Problem to solve:
Repeat the rows below word for word, from the one containing "svg-text:7,57 m²: 7,57 m² [1322, 172, 1353, 182]" down to the one containing "svg-text:002: 002 [966, 756, 975, 769]", with both of those rows included.

Data section:
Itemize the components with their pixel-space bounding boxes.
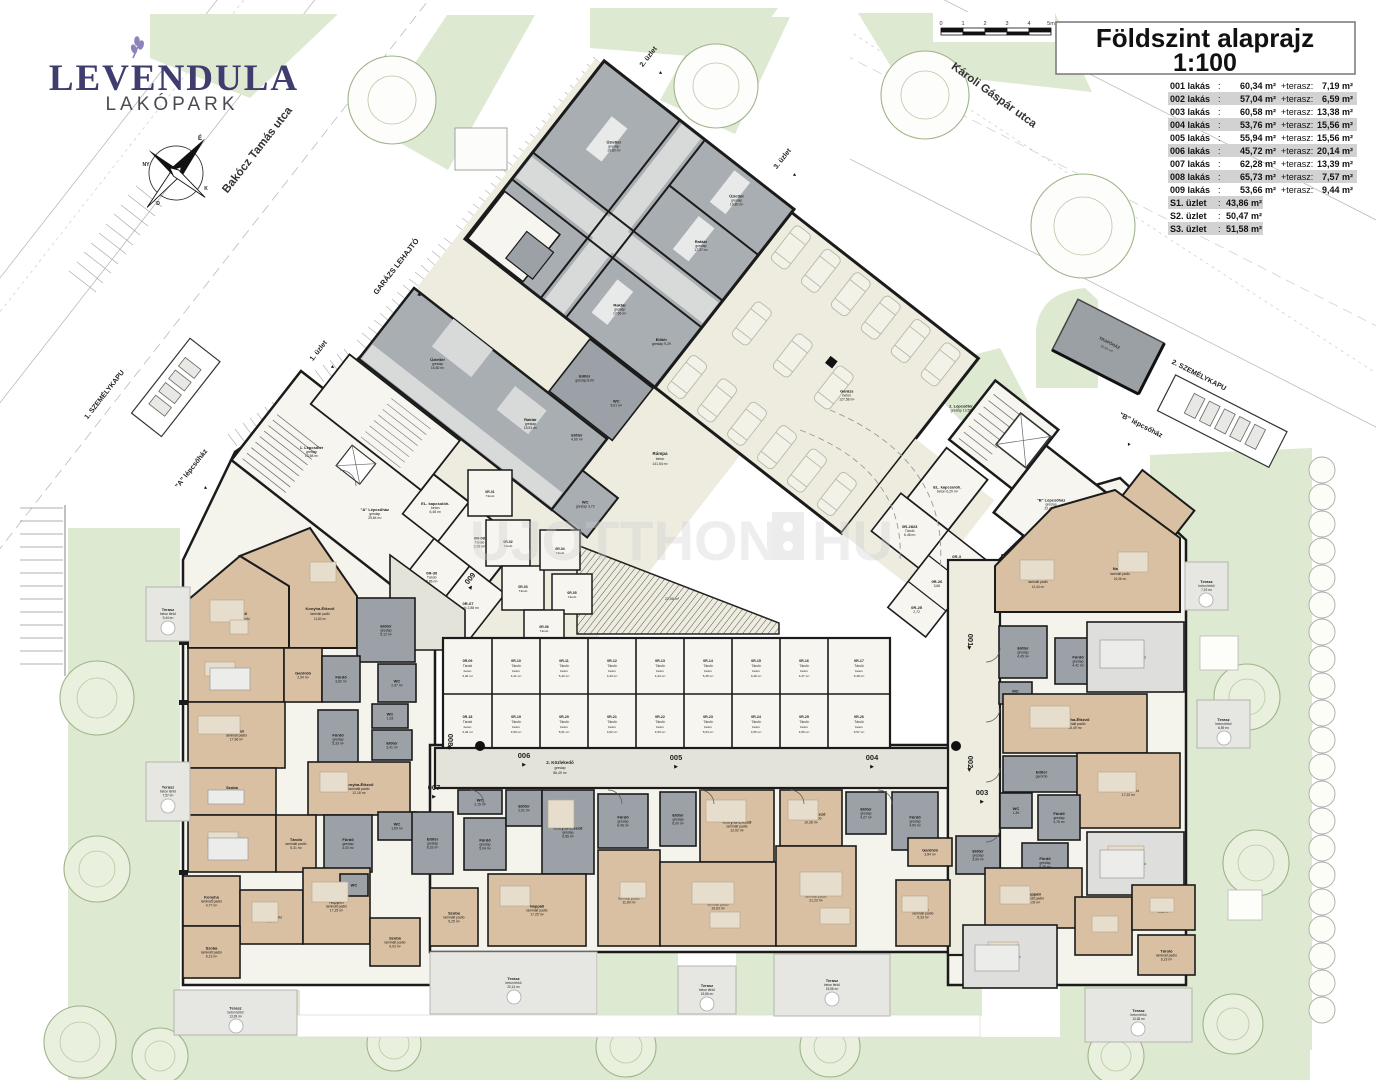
svg-text:7,57 m²: 7,57 m² [1322, 172, 1353, 182]
svg-text:0R-25: 0R-25 [799, 715, 809, 719]
svg-text:beton: beton [512, 669, 520, 673]
svg-text:2. Közlekedő: 2. Közlekedő [546, 760, 574, 765]
svg-text:45,72 m²: 45,72 m² [1240, 146, 1276, 156]
svg-text:19,63 m²: 19,63 m² [711, 907, 725, 911]
svg-text:▶: ▶ [432, 794, 436, 800]
svg-text:4,44 m²: 4,44 m² [655, 674, 666, 678]
svg-text:+terasz:: +terasz: [1281, 81, 1313, 91]
svg-text:0R-13: 0R-13 [655, 659, 665, 663]
svg-text:53,66 m²: 53,66 m² [1240, 185, 1276, 195]
svg-text:Tároló: Tároló [540, 629, 549, 633]
svg-text:▶: ▶ [966, 768, 972, 772]
svg-text::: : [1218, 159, 1221, 169]
svg-text:greslap 8,00: greslap 8,00 [575, 379, 594, 383]
svg-text:Rámpa: Rámpa [652, 451, 668, 456]
svg-text:+terasz:: +terasz: [1281, 94, 1313, 104]
svg-text:4,50 m²: 4,50 m² [511, 730, 522, 734]
svg-text:beton: beton [752, 725, 760, 729]
svg-text:5m: 5m [1047, 21, 1055, 27]
svg-text:greslap 9,29: greslap 9,29 [652, 342, 671, 346]
svg-text:3,49 m²: 3,49 m² [462, 730, 473, 734]
svg-text:002: 002 [966, 756, 975, 769]
svg-text:4,77 m²: 4,77 m² [206, 904, 218, 908]
svg-text::: : [1218, 172, 1221, 182]
svg-text:beton: beton [464, 725, 472, 729]
svg-text:2: 2 [983, 21, 986, 27]
svg-text:UJOTTHON: UJOTTHON [470, 509, 778, 572]
svg-text:beton: beton [656, 725, 664, 729]
svg-text:4,45 m²: 4,45 m² [1017, 655, 1029, 659]
svg-text:9,03 m²: 9,03 m² [389, 945, 401, 949]
svg-text:5,54 m²: 5,54 m² [703, 730, 714, 734]
svg-text:007 lakás: 007 lakás [1170, 159, 1210, 169]
svg-text:008 lakás: 008 lakás [1170, 172, 1210, 182]
svg-text:▶: ▶ [870, 764, 874, 770]
svg-text:beton: beton [656, 669, 664, 673]
svg-text:0R-26: 0R-26 [854, 715, 864, 719]
svg-text::: : [1218, 224, 1221, 234]
svg-text:55,94 m²: 55,94 m² [1240, 133, 1276, 143]
svg-text:+terasz:: +terasz: [1281, 120, 1313, 130]
svg-text:12,92 m²: 12,92 m² [730, 829, 744, 833]
svg-text:S2. üzlet: S2. üzlet [1170, 211, 1207, 221]
svg-text:Tároló: Tároló [463, 720, 473, 724]
svg-text:007: 007 [428, 783, 441, 792]
svg-text:6,56 m²: 6,56 m² [562, 835, 574, 839]
svg-text:beton: beton [855, 725, 863, 729]
svg-text:009 lakás: 009 lakás [1170, 185, 1210, 195]
svg-text:+terasz:: +terasz: [1281, 146, 1313, 156]
svg-text:Tároló: Tároló [486, 494, 495, 498]
svg-text:21,23 m²: 21,23 m² [809, 899, 823, 903]
svg-text:4,76 m²: 4,76 m² [1053, 820, 1065, 824]
svg-text:0R-10: 0R-10 [511, 659, 521, 663]
svg-text:beton: beton [704, 669, 712, 673]
svg-text:13,58 m²: 13,58 m² [305, 454, 319, 458]
svg-text:7,19 m²: 7,19 m² [1201, 588, 1212, 592]
svg-text:1,69 m²: 1,69 m² [391, 827, 403, 831]
svg-text:57,04 m²: 57,04 m² [1240, 94, 1276, 104]
svg-text:50,47 m²: 50,47 m² [1226, 211, 1262, 221]
svg-text:43,86 m²: 43,86 m² [1226, 198, 1262, 208]
svg-text:beton: beton [512, 725, 520, 729]
svg-text:Konyha-Étkező: Konyha-Étkező [306, 606, 335, 611]
svg-text:004 lakás: 004 lakás [1170, 120, 1210, 130]
svg-text:▶: ▶ [980, 799, 984, 805]
svg-text:7,19 m²: 7,19 m² [1322, 81, 1353, 91]
svg-text:NY: NY [143, 162, 151, 168]
svg-text:6,59 m²: 6,59 m² [1218, 726, 1229, 730]
svg-text:Tároló: Tároló [751, 664, 761, 668]
svg-text:17,37 m²: 17,37 m² [694, 248, 708, 252]
svg-text:3,46 m²: 3,46 m² [751, 674, 762, 678]
svg-text:Tároló: Tároló [559, 664, 569, 668]
svg-text:beton: beton [608, 725, 616, 729]
svg-text:1:100: 1:100 [1173, 49, 1237, 77]
svg-text:60,34 m²: 60,34 m² [1240, 81, 1276, 91]
svg-text:004: 004 [866, 753, 879, 762]
svg-text:gardrób: gardrób [1036, 775, 1048, 779]
svg-text:laminált padló: laminált padló [310, 612, 330, 616]
svg-text:beton: beton [704, 725, 712, 729]
svg-text:WC: WC [351, 883, 358, 888]
svg-text:+terasz:: +terasz: [1281, 185, 1313, 195]
svg-text:001 lakás: 001 lakás [1170, 81, 1210, 91]
svg-text:2,91 m²: 2,91 m² [518, 809, 530, 813]
svg-text:5,42 m²: 5,42 m² [559, 674, 570, 678]
svg-text:Tároló: Tároló [519, 589, 528, 593]
svg-text:15,56 m²: 15,56 m² [826, 987, 839, 991]
svg-text:0R-23: 0R-23 [703, 715, 713, 719]
svg-text:+terasz:: +terasz: [1281, 107, 1313, 117]
svg-text:16,36 m²: 16,36 m² [1114, 577, 1127, 581]
svg-text:60,58 m²: 60,58 m² [1240, 107, 1276, 117]
svg-text:53,76 m²: 53,76 m² [1240, 120, 1276, 130]
svg-text:0R-11: 0R-11 [559, 659, 569, 663]
svg-text:10,36 m²: 10,36 m² [804, 821, 818, 825]
svg-text:beton: beton [560, 725, 568, 729]
svg-text::: : [1218, 107, 1221, 117]
svg-text:4,41 m²: 4,41 m² [1072, 664, 1084, 668]
svg-text:Tároló: Tároló [854, 664, 864, 668]
svg-text:9,44 m²: 9,44 m² [163, 616, 174, 620]
svg-text:beton: beton [560, 669, 568, 673]
svg-text::: : [1218, 146, 1221, 156]
svg-text:▶: ▶ [522, 762, 526, 768]
svg-text:5,48 m²: 5,48 m² [854, 674, 865, 678]
svg-text:11,90 m²: 11,90 m² [622, 901, 636, 905]
svg-text:15,49 m²: 15,49 m² [1068, 726, 1082, 730]
svg-text:22,68 m²: 22,68 m² [665, 597, 680, 601]
svg-text:0R-24: 0R-24 [751, 715, 761, 719]
svg-text:3,99 m²: 3,99 m² [972, 858, 984, 862]
svg-text:▶: ▶ [674, 764, 678, 770]
svg-text:0R-09: 0R-09 [463, 659, 473, 663]
svg-text:6,23 m²: 6,23 m² [1161, 958, 1173, 962]
svg-text:4,41 m²: 4,41 m² [511, 674, 522, 678]
svg-text:beton: beton [855, 669, 863, 673]
svg-text:51,58 m²: 51,58 m² [1226, 224, 1262, 234]
svg-text:17,66 m²: 17,66 m² [613, 312, 627, 316]
svg-text:127,58 m²: 127,58 m² [839, 398, 855, 402]
svg-text:6,48 m²: 6,48 m² [430, 510, 442, 514]
svg-text:0R-12: 0R-12 [607, 659, 617, 663]
svg-text:62,28 m²: 62,28 m² [1240, 159, 1276, 169]
svg-text:3,52 m²: 3,52 m² [607, 730, 618, 734]
svg-text::: : [1218, 211, 1221, 221]
svg-text:006 lakás: 006 lakás [1170, 146, 1210, 156]
svg-text:Tároló: Tároló [751, 720, 761, 724]
svg-text:005: 005 [670, 753, 683, 762]
svg-text:5,12 m²: 5,12 m² [380, 633, 392, 637]
svg-text:5,31 m²: 5,31 m² [290, 846, 302, 850]
svg-text:3,40 m²: 3,40 m² [462, 674, 473, 678]
svg-text:15,56 m²: 15,56 m² [1317, 133, 1353, 143]
svg-text:11,82 m²: 11,82 m² [314, 617, 326, 621]
svg-text:3,55 m²: 3,55 m² [751, 730, 762, 734]
svg-text:S1. üzlet: S1. üzlet [1170, 198, 1207, 208]
svg-text:Tároló: Tároló [655, 664, 665, 668]
svg-text:003: 003 [976, 788, 989, 797]
svg-text:13,38 m²: 13,38 m² [1132, 1017, 1145, 1021]
svg-text:15,56 m²: 15,56 m² [1317, 120, 1353, 130]
svg-text:LAKÓPARK: LAKÓPARK [105, 93, 238, 115]
svg-text:Tároló: Tároló [559, 720, 569, 724]
svg-text::: : [1218, 94, 1221, 104]
svg-text:65,73 m²: 65,73 m² [1240, 172, 1276, 182]
svg-text:+terasz:: +terasz: [1281, 133, 1313, 143]
svg-text:▶: ▶ [966, 646, 972, 650]
svg-text:3,43 m²: 3,43 m² [607, 674, 618, 678]
svg-text:13,39 m²: 13,39 m² [1317, 159, 1353, 169]
svg-text:6,13 m²: 6,13 m² [206, 955, 218, 959]
svg-text:beton: beton [752, 669, 760, 673]
svg-text:LEVENDULA: LEVENDULA [49, 58, 299, 99]
svg-text:6,59 m²: 6,59 m² [1322, 94, 1353, 104]
svg-text:Tároló: Tároló [655, 720, 665, 724]
svg-text:20,14 m²: 20,14 m² [507, 985, 520, 989]
svg-text:0R-14: 0R-14 [703, 659, 713, 663]
svg-text:2,97 m²: 2,97 m² [391, 684, 403, 688]
svg-text:Tároló: Tároló [511, 664, 521, 668]
svg-text:25,84 m²: 25,84 m² [368, 516, 382, 520]
svg-text:Tároló: Tároló [703, 720, 713, 724]
svg-text:beton: beton [656, 457, 665, 461]
svg-text:4,27 m²: 4,27 m² [860, 816, 872, 820]
svg-text:Tároló: Tároló [854, 720, 864, 724]
svg-text:4,53 m²: 4,53 m² [655, 730, 666, 734]
svg-text:laminált padló: laminált padló [1110, 572, 1130, 576]
svg-text:Tároló: Tároló [607, 664, 617, 668]
svg-text::: : [1218, 120, 1221, 130]
svg-text:13,39 m²: 13,39 m² [229, 1015, 242, 1019]
svg-text:Tároló: Tároló [568, 595, 577, 599]
svg-text:3,82 m²: 3,82 m² [335, 680, 347, 684]
svg-text:0: 0 [939, 21, 942, 27]
svg-text:0R-22: 0R-22 [655, 715, 665, 719]
svg-text:19,80 m²: 19,80 m² [730, 202, 744, 206]
svg-text:005 lakás: 005 lakás [1170, 133, 1210, 143]
svg-text:3,84 m²: 3,84 m² [924, 853, 936, 857]
svg-text:0R-15: 0R-15 [751, 659, 761, 663]
svg-text:9,25 m²: 9,25 m² [448, 920, 460, 924]
svg-text:greslap 13,59: greslap 13,59 [951, 409, 972, 413]
svg-text:003 lakás: 003 lakás [1170, 107, 1210, 117]
svg-text::: : [1218, 81, 1221, 91]
svg-text:5,57 m²: 5,57 m² [854, 730, 865, 734]
svg-text::: : [1218, 198, 1221, 208]
svg-text:4,56 m²: 4,56 m² [799, 730, 810, 734]
svg-text:+terasz:: +terasz: [1281, 159, 1313, 169]
svg-text:1: 1 [961, 21, 964, 27]
svg-text:1,93: 1,93 [387, 717, 394, 721]
svg-text:D: D [156, 201, 160, 207]
svg-text:141,54 m²: 141,54 m² [652, 462, 668, 466]
svg-text:0R-20: 0R-20 [559, 715, 569, 719]
svg-text:12,18 m²: 12,18 m² [352, 791, 366, 795]
svg-text:6,46 m²: 6,46 m² [904, 533, 916, 537]
svg-text:2,54 m²: 2,54 m² [297, 676, 309, 680]
svg-text:9,33 m²: 9,33 m² [917, 916, 929, 920]
svg-text:HU: HU [812, 509, 893, 572]
svg-text:17,96 m²: 17,96 m² [230, 738, 244, 742]
svg-text:laminált padló: laminált padló [1028, 580, 1048, 584]
svg-text:7,57 m²: 7,57 m² [163, 794, 174, 798]
svg-text:16,80 m²: 16,80 m² [431, 366, 445, 370]
svg-text:+terasz:: +terasz: [1281, 172, 1313, 182]
svg-text:4: 4 [1027, 21, 1030, 27]
svg-text:beton 6,29 m²: beton 6,29 m² [937, 489, 959, 493]
svg-text:17,25 m²: 17,25 m² [330, 909, 344, 913]
svg-text:É: É [198, 134, 202, 142]
svg-text:5,04 m²: 5,04 m² [479, 847, 491, 851]
svg-text:beton: beton [800, 725, 808, 729]
svg-text:5,01 m²: 5,01 m² [610, 403, 622, 407]
svg-text:6,46 m²: 6,46 m² [617, 824, 629, 828]
svg-text:beton: beton [464, 669, 472, 673]
svg-text:Tároló: Tároló [511, 720, 521, 724]
svg-text:12,44 m²: 12,44 m² [1032, 585, 1045, 589]
svg-text:0R-17: 0R-17 [854, 659, 864, 663]
svg-text:2,72: 2,72 [913, 610, 920, 614]
svg-text:001: 001 [966, 634, 975, 647]
svg-text:86,49 m²: 86,49 m² [553, 771, 567, 775]
svg-text:3,66: 3,66 [934, 584, 941, 588]
svg-text:Tároló: Tároló [703, 664, 713, 668]
svg-text:Tároló: Tároló [607, 720, 617, 724]
svg-text:4,60 m²: 4,60 m² [571, 437, 583, 441]
svg-text:8,33 m²: 8,33 m² [427, 846, 439, 850]
svg-text:9,44 m²: 9,44 m² [1322, 185, 1353, 195]
svg-text::: : [1218, 133, 1221, 143]
svg-text:13,38 m²: 13,38 m² [1317, 107, 1353, 117]
svg-text:Tároló: Tároló [463, 664, 473, 668]
svg-text:18,93 m²: 18,93 m² [524, 426, 538, 430]
svg-text:▶: ▶ [446, 746, 452, 750]
svg-text:20,14 m²: 20,14 m² [1317, 146, 1353, 156]
svg-text:Tároló: Tároló [799, 720, 809, 724]
svg-text:19,80 m²: 19,80 m² [607, 148, 621, 152]
svg-text:15,56 m²: 15,56 m² [701, 992, 714, 996]
svg-text:Tároló: Tároló [799, 664, 809, 668]
svg-text:S3. üzlet: S3. üzlet [1170, 224, 1207, 234]
svg-text:17,22 m²: 17,22 m² [1122, 793, 1136, 797]
svg-text:0R-16: 0R-16 [799, 659, 809, 663]
svg-text:008: 008 [446, 734, 455, 747]
svg-text:4,90 m²: 4,90 m² [909, 824, 921, 828]
svg-text:greslap: greslap [554, 766, 565, 770]
svg-text:2,15 m²: 2,15 m² [474, 803, 486, 807]
svg-text:17,25 m²: 17,25 m² [530, 913, 544, 917]
svg-text:3,41 m²: 3,41 m² [386, 746, 398, 750]
svg-text:0R-21: 0R-21 [607, 715, 617, 719]
svg-text:beton: beton [800, 669, 808, 673]
svg-text::: : [1218, 185, 1221, 195]
svg-text:002 lakás: 002 lakás [1170, 94, 1210, 104]
svg-text:5,45 m²: 5,45 m² [703, 674, 714, 678]
svg-text:0R-18: 0R-18 [463, 715, 473, 719]
svg-text:006: 006 [518, 751, 531, 760]
svg-text:6,00 m²: 6,00 m² [672, 822, 684, 826]
svg-text:3: 3 [1005, 21, 1008, 27]
svg-text:4,03 m²: 4,03 m² [342, 846, 354, 850]
svg-text:beton: beton [608, 669, 616, 673]
svg-text:5,51 m²: 5,51 m² [559, 730, 570, 734]
svg-text:K: K [204, 186, 208, 192]
svg-text:1,49: 1,49 [1013, 811, 1020, 815]
svg-text:4,47 m²: 4,47 m² [799, 674, 810, 678]
svg-text:5,33 m²: 5,33 m² [332, 742, 344, 746]
svg-text:0R-19: 0R-19 [511, 715, 521, 719]
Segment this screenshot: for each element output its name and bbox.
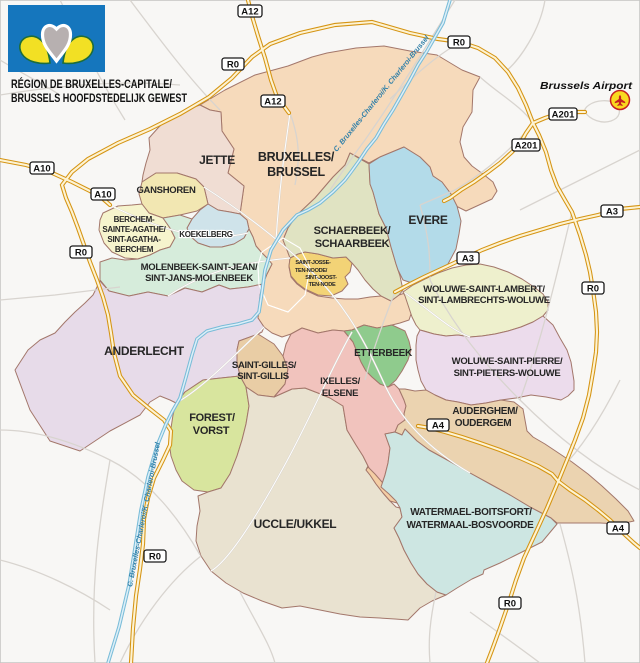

Final answer:
svg-text:7,57 m²: 7,57 m² [1322, 172, 1353, 182]
svg-text:0R-25: 0R-25 [799, 715, 809, 719]
svg-text:beton: beton [512, 669, 520, 673]
svg-text:2. Közlekedő: 2. Közlekedő [546, 760, 574, 765]
svg-text:45,72 m²: 45,72 m² [1240, 146, 1276, 156]
svg-text:19,63 m²: 19,63 m² [711, 907, 725, 911]
svg-text:▶: ▶ [432, 794, 436, 800]
svg-text:4,44 m²: 4,44 m² [655, 674, 666, 678]
svg-text:+terasz:: +terasz: [1281, 81, 1313, 91]
svg-text:0R-13: 0R-13 [655, 659, 665, 663]
svg-text:53,66 m²: 53,66 m² [1240, 185, 1276, 195]
svg-text:Tároló: Tároló [540, 629, 549, 633]
svg-text:▶: ▶ [966, 768, 972, 772]
svg-text::: : [1218, 159, 1221, 169]
svg-text:greslap 8,00: greslap 8,00 [575, 379, 594, 383]
svg-text:Rámpa: Rámpa [652, 451, 668, 456]
svg-text:+terasz:: +terasz: [1281, 94, 1313, 104]
svg-text:4,50 m²: 4,50 m² [511, 730, 522, 734]
svg-text:beton: beton [752, 725, 760, 729]
svg-text:5m: 5m [1047, 21, 1055, 27]
svg-text:greslap 9,29: greslap 9,29 [652, 342, 671, 346]
svg-text:3,49 m²: 3,49 m² [462, 730, 473, 734]
svg-text:002: 002 [966, 756, 975, 769]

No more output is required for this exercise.